┌──

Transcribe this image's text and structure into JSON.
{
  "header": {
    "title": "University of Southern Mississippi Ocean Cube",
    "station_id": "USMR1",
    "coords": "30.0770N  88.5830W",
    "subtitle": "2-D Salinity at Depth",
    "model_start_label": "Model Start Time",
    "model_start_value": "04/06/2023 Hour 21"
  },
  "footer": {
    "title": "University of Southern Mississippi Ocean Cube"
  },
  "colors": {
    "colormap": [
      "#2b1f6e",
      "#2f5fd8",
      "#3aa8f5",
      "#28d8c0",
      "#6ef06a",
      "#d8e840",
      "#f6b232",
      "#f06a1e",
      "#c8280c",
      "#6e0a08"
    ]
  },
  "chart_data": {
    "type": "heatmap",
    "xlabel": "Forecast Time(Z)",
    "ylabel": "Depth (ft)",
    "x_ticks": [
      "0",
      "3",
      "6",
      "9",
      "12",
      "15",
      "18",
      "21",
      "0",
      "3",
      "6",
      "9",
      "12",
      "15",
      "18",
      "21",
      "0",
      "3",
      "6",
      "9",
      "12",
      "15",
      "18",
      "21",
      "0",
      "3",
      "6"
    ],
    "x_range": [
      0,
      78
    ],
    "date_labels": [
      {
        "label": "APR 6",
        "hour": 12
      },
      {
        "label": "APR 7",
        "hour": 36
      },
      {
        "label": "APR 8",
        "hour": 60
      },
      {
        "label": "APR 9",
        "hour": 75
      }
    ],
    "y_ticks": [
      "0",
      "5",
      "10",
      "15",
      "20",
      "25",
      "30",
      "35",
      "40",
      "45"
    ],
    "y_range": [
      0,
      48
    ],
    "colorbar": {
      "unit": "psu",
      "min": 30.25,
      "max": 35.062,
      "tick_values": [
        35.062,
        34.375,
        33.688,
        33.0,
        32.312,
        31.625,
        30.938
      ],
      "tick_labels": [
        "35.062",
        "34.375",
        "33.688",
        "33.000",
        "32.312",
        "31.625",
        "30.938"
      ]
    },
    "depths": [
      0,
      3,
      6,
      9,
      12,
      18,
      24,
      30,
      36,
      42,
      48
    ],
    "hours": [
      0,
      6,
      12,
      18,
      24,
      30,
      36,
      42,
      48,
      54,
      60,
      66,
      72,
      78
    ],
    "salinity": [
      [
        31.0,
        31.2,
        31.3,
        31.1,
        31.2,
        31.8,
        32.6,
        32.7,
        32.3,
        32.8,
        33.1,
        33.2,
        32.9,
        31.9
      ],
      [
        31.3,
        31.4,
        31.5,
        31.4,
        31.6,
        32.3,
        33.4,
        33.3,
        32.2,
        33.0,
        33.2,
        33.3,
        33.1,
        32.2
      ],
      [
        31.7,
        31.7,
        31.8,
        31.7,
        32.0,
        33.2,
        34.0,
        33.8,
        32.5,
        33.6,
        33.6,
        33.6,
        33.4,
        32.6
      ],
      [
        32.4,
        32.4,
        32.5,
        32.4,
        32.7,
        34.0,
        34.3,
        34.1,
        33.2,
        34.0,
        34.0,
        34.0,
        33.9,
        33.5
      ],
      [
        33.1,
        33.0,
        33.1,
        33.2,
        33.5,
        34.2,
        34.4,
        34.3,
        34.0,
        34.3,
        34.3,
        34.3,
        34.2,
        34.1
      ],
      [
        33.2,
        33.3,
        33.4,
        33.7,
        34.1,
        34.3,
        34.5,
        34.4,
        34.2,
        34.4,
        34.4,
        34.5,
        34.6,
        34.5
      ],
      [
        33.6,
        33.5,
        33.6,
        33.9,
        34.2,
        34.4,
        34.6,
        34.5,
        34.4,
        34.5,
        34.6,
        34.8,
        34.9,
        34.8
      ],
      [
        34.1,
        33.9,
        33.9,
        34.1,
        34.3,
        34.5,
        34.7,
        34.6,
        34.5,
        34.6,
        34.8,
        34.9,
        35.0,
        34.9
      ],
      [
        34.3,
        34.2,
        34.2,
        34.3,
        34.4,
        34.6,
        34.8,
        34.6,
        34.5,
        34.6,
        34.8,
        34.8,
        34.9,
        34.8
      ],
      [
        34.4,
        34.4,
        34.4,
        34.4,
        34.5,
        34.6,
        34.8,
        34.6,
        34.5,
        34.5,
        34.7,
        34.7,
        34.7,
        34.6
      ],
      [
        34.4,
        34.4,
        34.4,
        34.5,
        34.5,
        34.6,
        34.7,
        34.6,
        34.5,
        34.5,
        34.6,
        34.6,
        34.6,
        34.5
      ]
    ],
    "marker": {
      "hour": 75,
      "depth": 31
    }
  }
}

└──

» GIVEN PROBLEM: Each line containing the word "Mississippi" counts once; say how many such lines there are, giving only the number.

» THE ANSWER: 2